__Text shown__.
To analyze PwC as an organization, SWOT (Table 3.2) will be used to determine the company strengths, weaknesses, opportunities and threats. This tool helps to give the overall strategic position for PwC.

3.2 SWOT Analysis

Strengths Weaknesses

• Brand loyalty, returning clients

• Highly experienced in the industry

• Large international client base

• Operating in the international market = access to bigger pool of talent and information

• Runs as a network of firms with separate legal entities to provide best service (PwC UK, 2017)

• Quality talent pool of employees • Consistency of quality of work highly dependent on human capital which is difficult to control

• Codifying tacit knowledge of employees & ensuring consistency

• Ability to maintain efficient communication with the PwC firms across the world

• Keeping up with country regulations and changes

Opportunities Threats

• Understanding how to implement new technological discoveries to the firm

• Acquiring other firms to provide more specialized services for consulting

• Access to niche markets (Ismailanji, 2017) • Not being able to keep up with the technological changes

• Uncertainty of the UK EU referendum

(PwC UK, 2017)

• Legal actions that could affect the firm

• Information security and cyber attacks

(PwC UK, 2017)

Table 3.2: SWOT Analysis of PwC UK

3.3 Risks for PwC

The risks identified for PwC were grouped using the IRM method (please see Appendix C for the mind map):

Financial Risk:

Across all segments that PwC operates in, market risk is important to consider. Market risk is the possibility of financial loss due to fluctuations in the market value of assets (ECBC, 2008). Since PwC is operating in the professional services industry, it is highly dependent on other businesses to be their customers. If there were to be another market crash or a recession, all businesses would be undergoing financial difficulties. According to Global Management Consultants report published by IBIS World, “corporate profit is essential to industry growth because consulting services are primarily viewed by majority businesses a luxury expense, making them one of the first costs to be eliminated in lean economic times. (Ismailanji, 2017) ” Therefore, the demand for consulting services and revenue is linked to the economic cycle (Ismailanji, 2017). Lack of capital could therefore also cause a hindrance in  innovation for PwC.

Strategic Risk:

The long-term strategic objectives of PwC would be largely affected on its reputation. The deterioration of the company reputation would result in dramatic consequences for the business. One of the key resources for the PwC is its employees and talent pool, with bad reputation; it will not be able to recruit top talent. Maintain a positive public image is considered as one of the leading business challenges for management consulting firms like PwC (Hinge, 2017). Additionally, businesses would be less inclined to turn to PwC for services.

__Listed entries__.
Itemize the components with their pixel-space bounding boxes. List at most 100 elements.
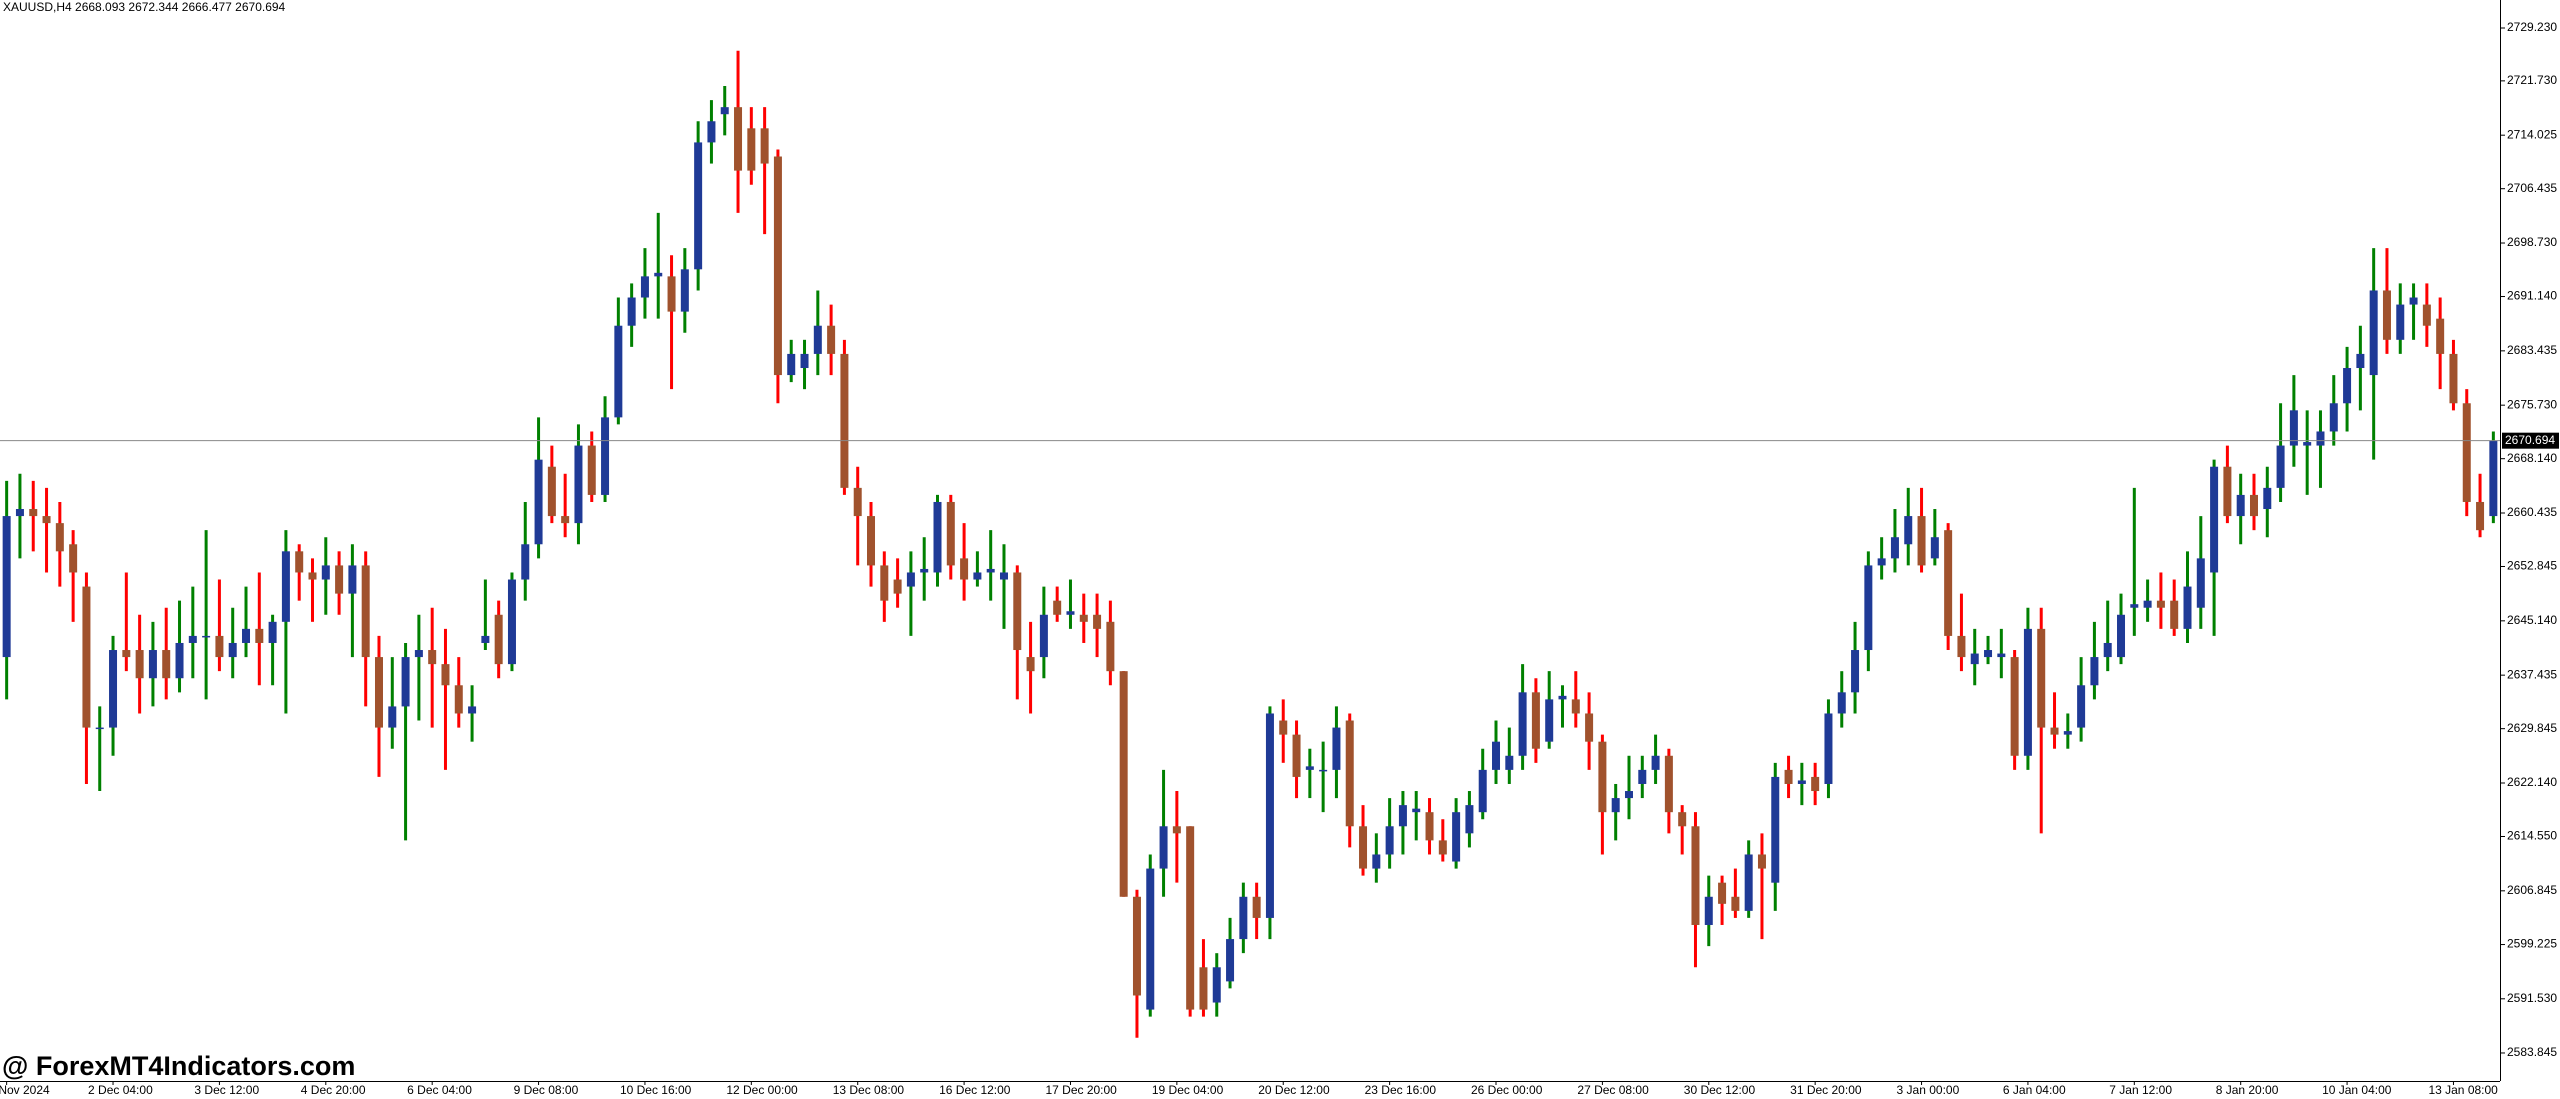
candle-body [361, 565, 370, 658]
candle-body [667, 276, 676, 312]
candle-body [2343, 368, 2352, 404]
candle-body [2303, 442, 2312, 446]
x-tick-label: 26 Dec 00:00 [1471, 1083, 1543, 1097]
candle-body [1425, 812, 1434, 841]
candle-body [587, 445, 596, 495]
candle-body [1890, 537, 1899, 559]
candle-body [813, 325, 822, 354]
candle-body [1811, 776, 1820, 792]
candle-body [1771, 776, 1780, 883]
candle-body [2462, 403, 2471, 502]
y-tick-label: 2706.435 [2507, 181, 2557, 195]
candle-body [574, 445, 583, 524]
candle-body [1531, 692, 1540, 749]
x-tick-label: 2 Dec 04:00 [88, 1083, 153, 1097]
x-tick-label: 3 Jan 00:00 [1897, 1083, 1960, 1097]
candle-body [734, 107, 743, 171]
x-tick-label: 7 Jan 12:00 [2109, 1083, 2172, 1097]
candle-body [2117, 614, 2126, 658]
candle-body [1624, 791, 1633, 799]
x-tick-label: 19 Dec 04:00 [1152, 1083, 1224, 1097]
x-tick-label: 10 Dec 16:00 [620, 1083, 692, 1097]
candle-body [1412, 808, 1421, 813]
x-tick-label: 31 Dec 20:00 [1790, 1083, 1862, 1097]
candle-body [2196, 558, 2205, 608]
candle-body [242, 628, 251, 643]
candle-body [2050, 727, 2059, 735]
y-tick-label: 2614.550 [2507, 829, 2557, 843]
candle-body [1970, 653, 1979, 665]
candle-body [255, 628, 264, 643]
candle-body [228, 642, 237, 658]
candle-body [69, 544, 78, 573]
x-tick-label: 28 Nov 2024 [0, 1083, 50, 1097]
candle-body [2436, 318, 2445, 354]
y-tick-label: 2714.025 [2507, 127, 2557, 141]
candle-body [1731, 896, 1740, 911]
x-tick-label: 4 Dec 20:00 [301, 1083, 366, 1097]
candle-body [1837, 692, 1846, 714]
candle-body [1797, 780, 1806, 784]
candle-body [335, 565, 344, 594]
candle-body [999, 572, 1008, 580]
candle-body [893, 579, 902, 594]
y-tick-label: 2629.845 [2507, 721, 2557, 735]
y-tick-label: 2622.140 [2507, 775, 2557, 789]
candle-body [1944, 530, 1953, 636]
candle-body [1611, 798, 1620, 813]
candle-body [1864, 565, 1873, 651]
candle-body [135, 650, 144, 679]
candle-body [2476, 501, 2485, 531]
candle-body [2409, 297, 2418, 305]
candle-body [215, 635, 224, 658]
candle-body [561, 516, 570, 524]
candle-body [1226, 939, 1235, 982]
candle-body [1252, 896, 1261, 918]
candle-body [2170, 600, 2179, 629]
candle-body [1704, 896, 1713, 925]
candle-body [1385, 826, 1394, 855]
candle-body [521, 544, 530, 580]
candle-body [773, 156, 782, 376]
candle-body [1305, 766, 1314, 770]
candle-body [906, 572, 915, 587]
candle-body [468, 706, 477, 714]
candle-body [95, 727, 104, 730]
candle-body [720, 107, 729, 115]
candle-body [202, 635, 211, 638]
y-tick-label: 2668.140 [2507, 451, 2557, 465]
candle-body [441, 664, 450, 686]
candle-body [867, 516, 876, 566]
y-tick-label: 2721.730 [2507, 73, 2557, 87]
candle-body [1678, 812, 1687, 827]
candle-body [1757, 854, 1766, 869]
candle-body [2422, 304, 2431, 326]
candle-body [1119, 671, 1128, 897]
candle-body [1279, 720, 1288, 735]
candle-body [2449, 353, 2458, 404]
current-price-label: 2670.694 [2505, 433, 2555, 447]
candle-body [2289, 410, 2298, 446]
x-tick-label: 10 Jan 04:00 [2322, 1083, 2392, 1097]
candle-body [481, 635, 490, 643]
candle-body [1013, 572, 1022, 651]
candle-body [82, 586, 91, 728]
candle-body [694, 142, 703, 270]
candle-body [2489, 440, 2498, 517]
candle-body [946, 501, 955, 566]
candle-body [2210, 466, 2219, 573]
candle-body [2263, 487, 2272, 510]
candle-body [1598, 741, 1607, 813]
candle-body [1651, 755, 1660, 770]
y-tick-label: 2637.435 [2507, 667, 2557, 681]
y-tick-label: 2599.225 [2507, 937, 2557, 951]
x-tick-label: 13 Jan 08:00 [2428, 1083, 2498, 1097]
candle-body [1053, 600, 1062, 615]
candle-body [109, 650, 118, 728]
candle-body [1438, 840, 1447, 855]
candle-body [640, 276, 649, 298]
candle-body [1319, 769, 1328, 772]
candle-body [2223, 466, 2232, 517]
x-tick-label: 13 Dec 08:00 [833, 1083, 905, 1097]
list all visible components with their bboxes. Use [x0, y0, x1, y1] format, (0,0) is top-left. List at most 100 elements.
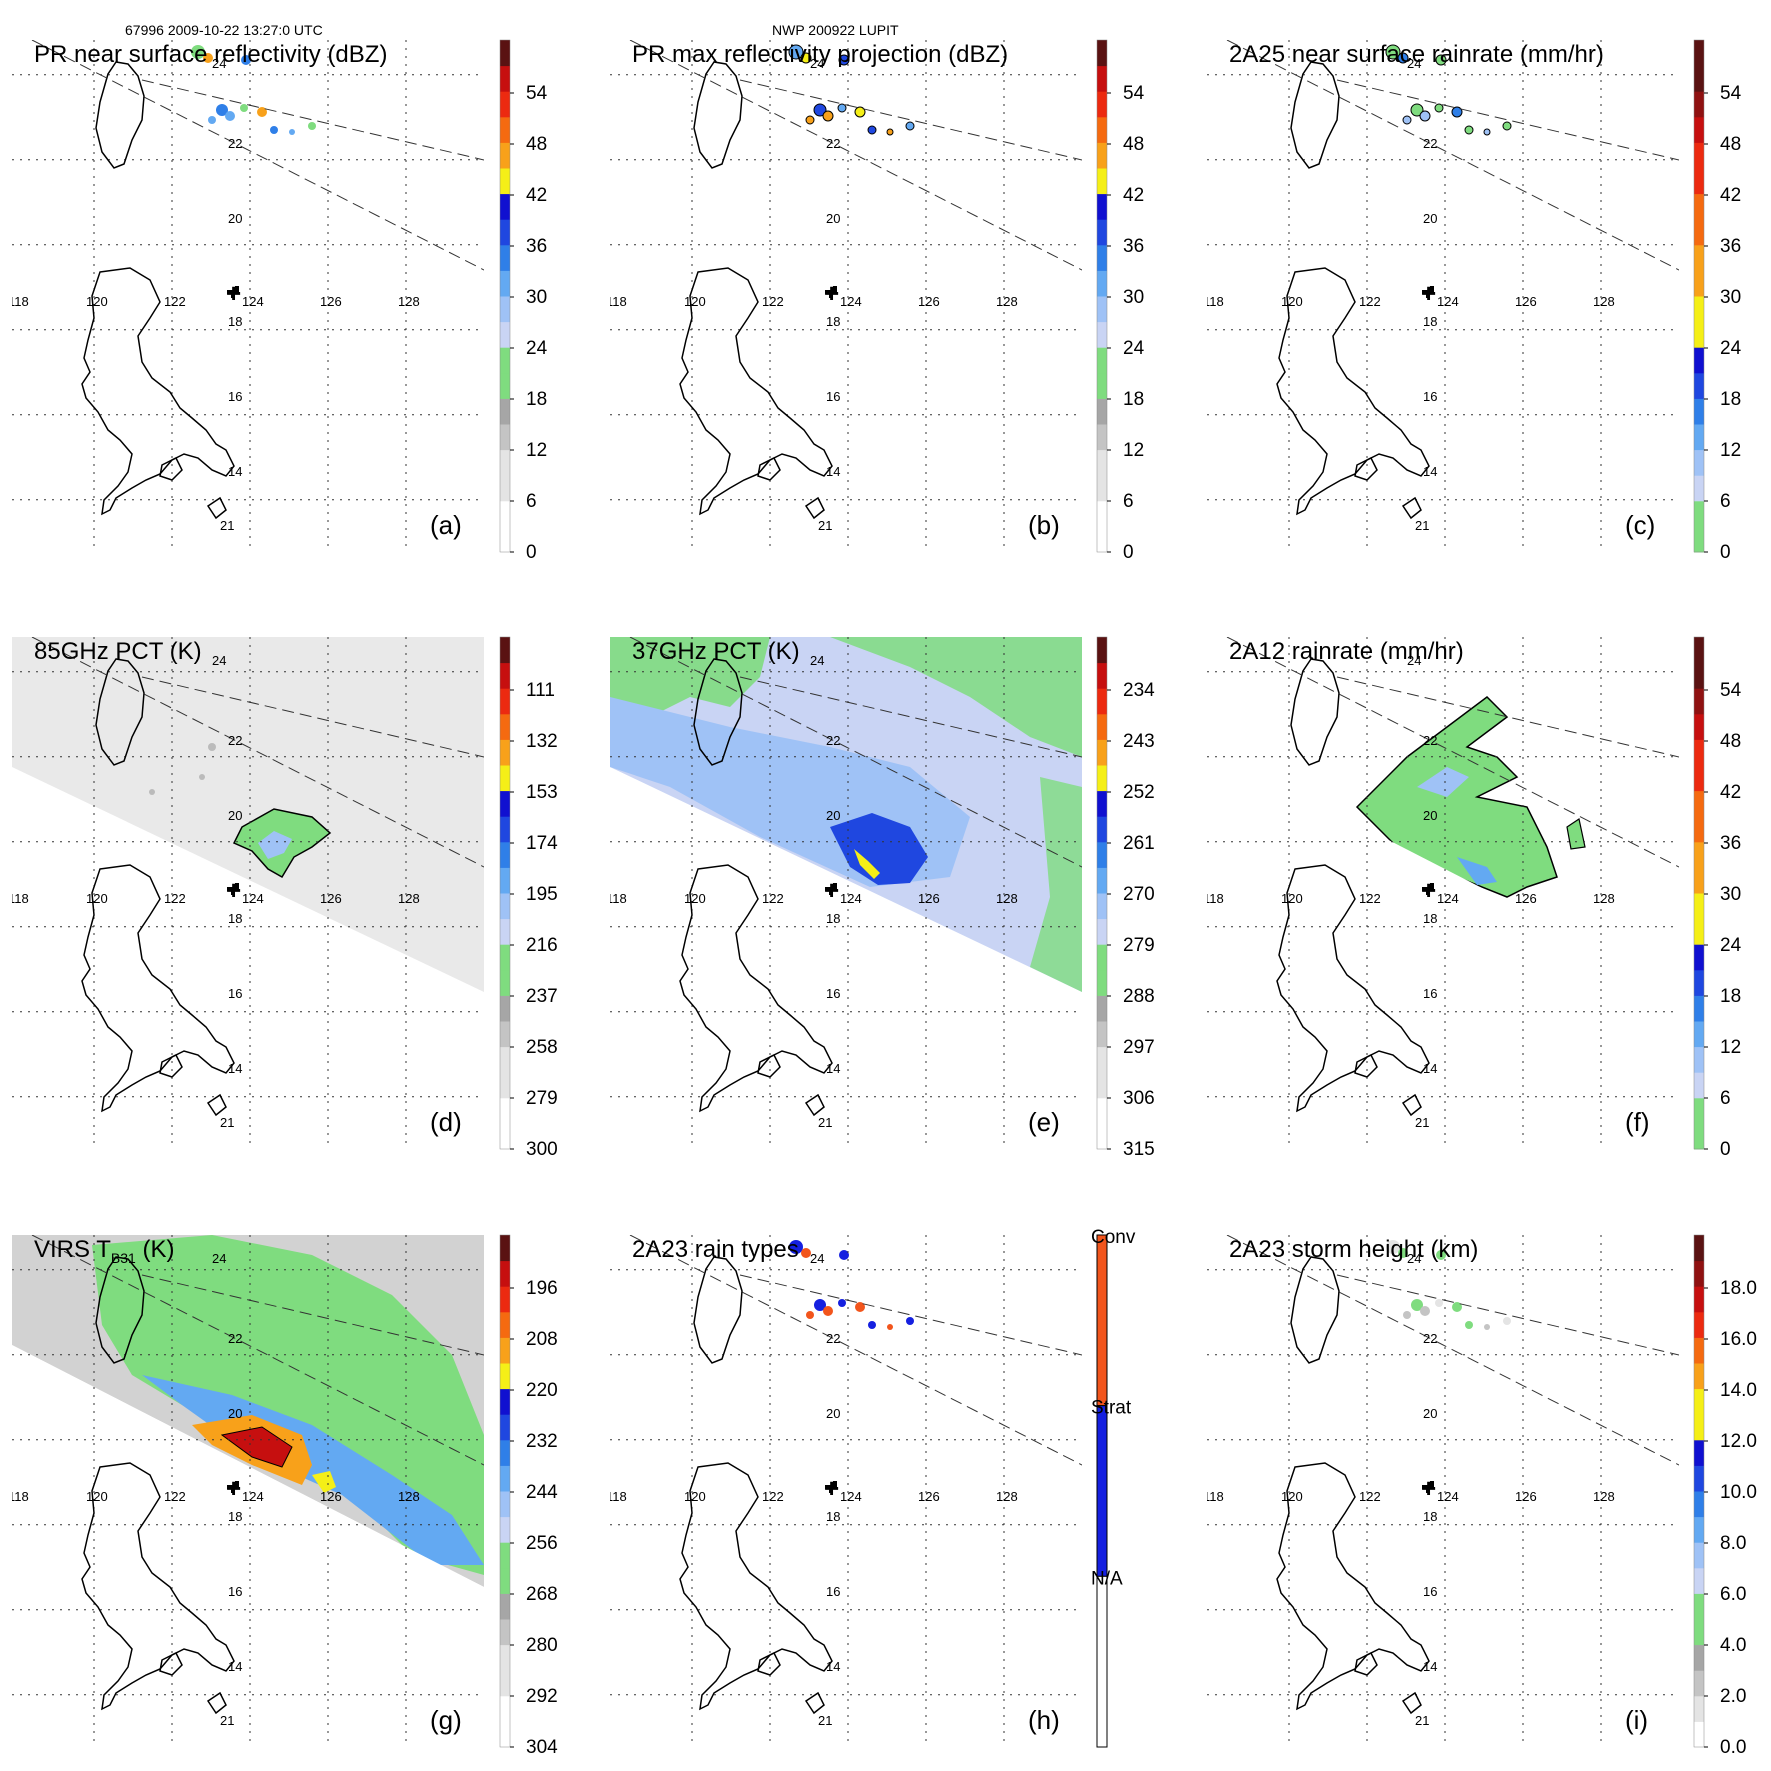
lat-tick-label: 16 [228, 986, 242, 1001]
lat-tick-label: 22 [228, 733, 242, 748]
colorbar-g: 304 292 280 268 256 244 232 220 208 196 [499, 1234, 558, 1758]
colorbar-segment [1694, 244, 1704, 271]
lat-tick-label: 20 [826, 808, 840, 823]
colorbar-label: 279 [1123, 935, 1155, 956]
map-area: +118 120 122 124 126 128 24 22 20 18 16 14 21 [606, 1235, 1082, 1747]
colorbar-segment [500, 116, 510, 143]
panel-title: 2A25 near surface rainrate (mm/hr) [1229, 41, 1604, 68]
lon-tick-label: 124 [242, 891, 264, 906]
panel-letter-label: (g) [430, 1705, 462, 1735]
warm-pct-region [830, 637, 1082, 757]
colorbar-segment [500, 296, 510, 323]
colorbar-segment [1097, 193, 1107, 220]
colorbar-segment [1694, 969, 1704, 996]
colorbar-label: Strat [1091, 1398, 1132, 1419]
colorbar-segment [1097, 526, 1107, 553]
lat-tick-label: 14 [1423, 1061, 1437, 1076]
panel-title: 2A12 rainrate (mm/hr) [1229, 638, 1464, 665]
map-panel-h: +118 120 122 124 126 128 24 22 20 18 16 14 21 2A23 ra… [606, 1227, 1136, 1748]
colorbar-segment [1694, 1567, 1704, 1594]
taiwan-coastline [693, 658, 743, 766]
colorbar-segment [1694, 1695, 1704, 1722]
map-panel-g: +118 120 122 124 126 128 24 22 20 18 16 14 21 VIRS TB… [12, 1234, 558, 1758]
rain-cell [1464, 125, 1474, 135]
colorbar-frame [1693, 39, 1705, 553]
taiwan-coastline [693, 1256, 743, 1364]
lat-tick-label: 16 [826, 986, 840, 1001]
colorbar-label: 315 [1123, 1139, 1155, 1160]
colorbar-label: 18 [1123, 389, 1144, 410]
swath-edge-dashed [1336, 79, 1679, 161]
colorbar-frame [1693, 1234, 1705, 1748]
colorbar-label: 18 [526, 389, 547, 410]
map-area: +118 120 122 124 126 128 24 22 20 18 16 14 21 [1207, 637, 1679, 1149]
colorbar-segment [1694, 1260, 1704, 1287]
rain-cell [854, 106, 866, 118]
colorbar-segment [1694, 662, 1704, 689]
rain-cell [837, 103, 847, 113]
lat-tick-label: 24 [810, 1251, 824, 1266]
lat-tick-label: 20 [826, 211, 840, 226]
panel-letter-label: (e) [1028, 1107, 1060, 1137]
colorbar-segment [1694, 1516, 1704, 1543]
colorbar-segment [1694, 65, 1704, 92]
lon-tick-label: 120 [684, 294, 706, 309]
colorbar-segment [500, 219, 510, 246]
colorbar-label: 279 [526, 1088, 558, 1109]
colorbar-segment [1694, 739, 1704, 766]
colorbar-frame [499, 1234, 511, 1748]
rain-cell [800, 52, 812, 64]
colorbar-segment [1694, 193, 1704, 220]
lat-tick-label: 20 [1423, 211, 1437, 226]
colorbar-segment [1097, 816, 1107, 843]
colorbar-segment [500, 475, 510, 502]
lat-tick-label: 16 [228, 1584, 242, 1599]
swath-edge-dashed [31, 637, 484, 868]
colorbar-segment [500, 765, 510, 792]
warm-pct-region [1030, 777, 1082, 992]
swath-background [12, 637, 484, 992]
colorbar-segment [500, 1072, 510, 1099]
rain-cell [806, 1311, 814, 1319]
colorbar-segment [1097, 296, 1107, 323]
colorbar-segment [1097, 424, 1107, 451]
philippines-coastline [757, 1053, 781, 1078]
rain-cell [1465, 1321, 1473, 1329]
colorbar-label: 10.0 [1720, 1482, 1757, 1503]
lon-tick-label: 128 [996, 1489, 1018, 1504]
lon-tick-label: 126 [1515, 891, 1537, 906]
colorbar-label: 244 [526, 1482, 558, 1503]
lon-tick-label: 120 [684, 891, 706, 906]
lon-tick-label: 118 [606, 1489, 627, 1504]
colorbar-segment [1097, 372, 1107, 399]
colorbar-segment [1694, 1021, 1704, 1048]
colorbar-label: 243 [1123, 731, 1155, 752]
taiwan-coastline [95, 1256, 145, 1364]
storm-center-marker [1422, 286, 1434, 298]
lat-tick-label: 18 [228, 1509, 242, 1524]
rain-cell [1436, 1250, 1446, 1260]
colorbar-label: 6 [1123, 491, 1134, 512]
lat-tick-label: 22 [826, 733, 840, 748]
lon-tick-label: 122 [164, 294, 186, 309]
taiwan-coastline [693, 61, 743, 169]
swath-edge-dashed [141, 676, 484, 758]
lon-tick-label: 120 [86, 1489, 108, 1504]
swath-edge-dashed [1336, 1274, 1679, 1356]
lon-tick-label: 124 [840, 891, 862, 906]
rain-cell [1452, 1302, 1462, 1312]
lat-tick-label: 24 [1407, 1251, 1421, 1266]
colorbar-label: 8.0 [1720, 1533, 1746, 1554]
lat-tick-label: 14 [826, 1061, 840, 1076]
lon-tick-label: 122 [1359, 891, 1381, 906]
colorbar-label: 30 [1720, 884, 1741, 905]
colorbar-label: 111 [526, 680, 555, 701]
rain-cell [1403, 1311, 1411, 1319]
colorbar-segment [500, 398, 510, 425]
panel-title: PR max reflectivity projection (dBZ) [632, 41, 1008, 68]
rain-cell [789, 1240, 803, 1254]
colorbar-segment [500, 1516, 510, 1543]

__Aim A__.
Answer these questions about the PwC analysis:
(i) Which tool is used to determine the company's strengths, weaknesses, opportunities and threats?
(ii) How is market risk defined?
(iii) Which method was used to group the risks identified for PwC?
__Aim B__. Set down the part of the PwC analysis between "To analyze PwC" and "position for PwC.", inclusive, copying it word for word.
The lines that come after the text play no part in this work.

__Correct result A__.
(i) SWOT.
(ii) Market risk is the possibility of financial loss due to fluctuations in the market value of assets.
(iii) The IRM method.

__Correct result B__.
To analyze PwC as an organization, SWOT (Table 3.2) will be used to determine the company strengths, weaknesses, opportunities and threats. This tool helps to give the overall strategic position for PwC.